* _PROBLEM DESCRIPTION_
Pull every "Takhrij" line out of the data below.

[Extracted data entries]
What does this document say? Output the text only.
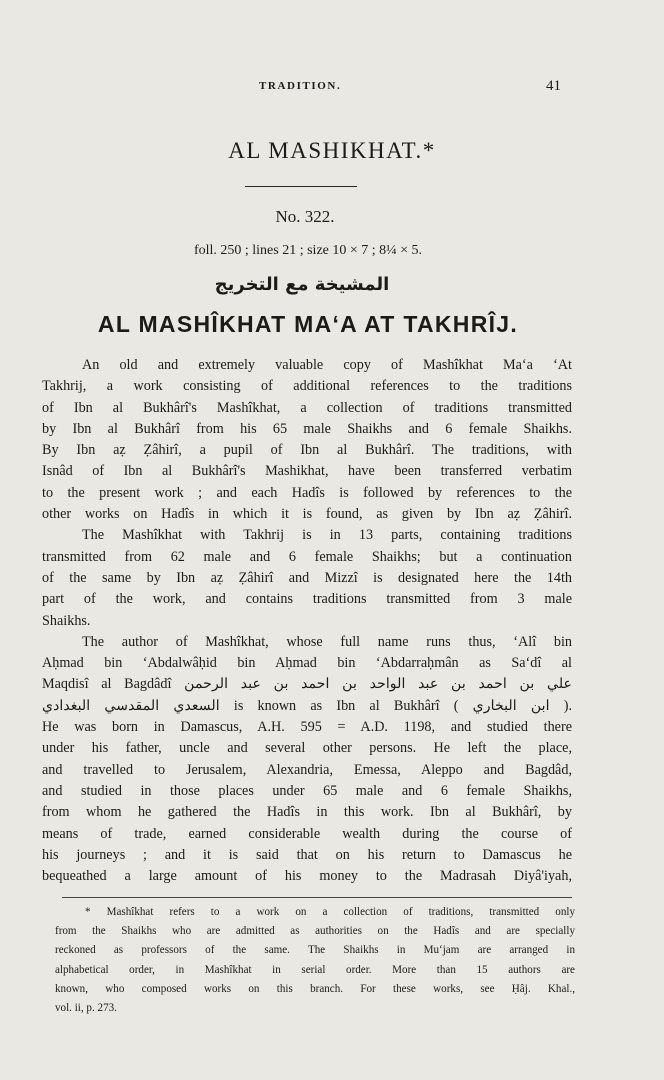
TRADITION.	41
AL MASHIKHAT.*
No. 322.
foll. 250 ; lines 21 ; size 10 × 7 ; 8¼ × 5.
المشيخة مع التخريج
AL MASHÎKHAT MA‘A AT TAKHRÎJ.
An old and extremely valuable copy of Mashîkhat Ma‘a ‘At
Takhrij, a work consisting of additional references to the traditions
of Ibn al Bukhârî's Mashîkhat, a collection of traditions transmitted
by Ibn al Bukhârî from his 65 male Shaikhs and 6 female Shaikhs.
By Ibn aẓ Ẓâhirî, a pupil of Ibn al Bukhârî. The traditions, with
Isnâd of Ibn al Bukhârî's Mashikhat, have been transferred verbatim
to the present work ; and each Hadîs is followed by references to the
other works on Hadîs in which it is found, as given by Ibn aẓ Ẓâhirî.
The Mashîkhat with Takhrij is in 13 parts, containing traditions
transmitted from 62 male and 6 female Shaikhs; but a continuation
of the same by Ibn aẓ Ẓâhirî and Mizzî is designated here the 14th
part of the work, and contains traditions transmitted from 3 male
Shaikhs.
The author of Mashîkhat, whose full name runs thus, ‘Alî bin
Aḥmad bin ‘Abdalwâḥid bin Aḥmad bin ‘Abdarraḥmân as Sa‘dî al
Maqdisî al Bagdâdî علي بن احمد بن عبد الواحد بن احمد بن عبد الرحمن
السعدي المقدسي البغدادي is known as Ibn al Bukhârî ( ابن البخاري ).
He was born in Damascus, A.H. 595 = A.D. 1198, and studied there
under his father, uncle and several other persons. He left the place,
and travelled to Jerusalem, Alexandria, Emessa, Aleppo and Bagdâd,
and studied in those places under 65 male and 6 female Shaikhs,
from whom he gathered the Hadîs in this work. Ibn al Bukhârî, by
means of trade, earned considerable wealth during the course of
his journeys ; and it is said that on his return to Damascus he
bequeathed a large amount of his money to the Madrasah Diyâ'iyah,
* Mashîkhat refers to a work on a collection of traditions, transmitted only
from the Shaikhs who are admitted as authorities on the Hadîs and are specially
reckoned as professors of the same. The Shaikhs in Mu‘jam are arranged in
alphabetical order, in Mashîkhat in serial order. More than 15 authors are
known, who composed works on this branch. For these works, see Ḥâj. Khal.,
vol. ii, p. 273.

...

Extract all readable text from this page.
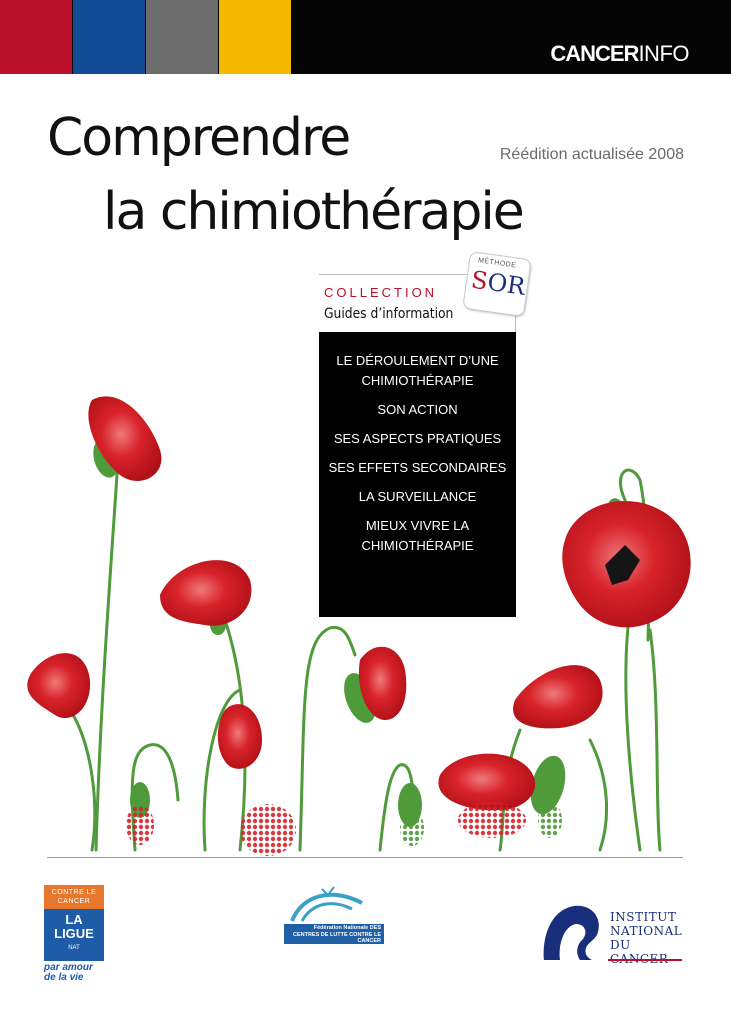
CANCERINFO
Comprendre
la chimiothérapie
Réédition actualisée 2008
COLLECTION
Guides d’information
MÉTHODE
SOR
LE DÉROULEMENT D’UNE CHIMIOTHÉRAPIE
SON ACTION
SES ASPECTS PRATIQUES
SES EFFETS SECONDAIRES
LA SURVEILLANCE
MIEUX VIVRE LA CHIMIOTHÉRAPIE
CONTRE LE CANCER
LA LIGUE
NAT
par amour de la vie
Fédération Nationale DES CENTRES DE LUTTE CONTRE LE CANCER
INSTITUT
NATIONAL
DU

--

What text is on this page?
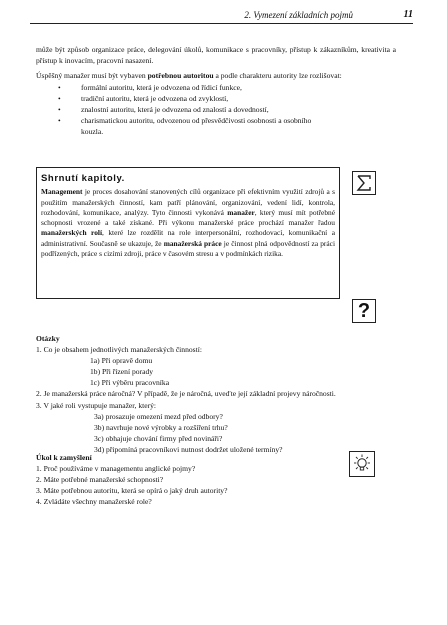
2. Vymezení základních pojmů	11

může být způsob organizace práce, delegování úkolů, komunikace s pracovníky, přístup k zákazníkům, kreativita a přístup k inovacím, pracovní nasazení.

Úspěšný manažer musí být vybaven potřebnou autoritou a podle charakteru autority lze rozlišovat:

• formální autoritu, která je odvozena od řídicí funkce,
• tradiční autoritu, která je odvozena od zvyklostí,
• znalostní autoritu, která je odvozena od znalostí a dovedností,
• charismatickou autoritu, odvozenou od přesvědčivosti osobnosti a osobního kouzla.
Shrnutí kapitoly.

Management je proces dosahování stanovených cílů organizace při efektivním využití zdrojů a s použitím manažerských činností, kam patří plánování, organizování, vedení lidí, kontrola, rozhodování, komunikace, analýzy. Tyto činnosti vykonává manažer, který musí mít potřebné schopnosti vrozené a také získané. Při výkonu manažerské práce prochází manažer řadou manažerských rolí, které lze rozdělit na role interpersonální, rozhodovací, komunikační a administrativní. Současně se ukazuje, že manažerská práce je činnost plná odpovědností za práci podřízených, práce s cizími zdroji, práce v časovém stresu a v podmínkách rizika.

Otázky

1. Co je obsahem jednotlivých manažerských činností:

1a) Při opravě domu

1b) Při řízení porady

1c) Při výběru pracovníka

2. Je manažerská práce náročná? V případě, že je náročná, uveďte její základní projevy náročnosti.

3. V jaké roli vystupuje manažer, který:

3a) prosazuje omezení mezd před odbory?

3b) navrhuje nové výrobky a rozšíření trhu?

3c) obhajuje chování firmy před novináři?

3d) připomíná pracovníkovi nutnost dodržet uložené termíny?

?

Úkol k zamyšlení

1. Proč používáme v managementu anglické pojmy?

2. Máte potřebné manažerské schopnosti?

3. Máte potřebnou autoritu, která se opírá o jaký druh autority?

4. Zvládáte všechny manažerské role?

* _THE SOLUTION_
Takhrij, a work consisting of additional references to the traditions
The Mashîkhat with Takhrij is in 13 parts, containing traditions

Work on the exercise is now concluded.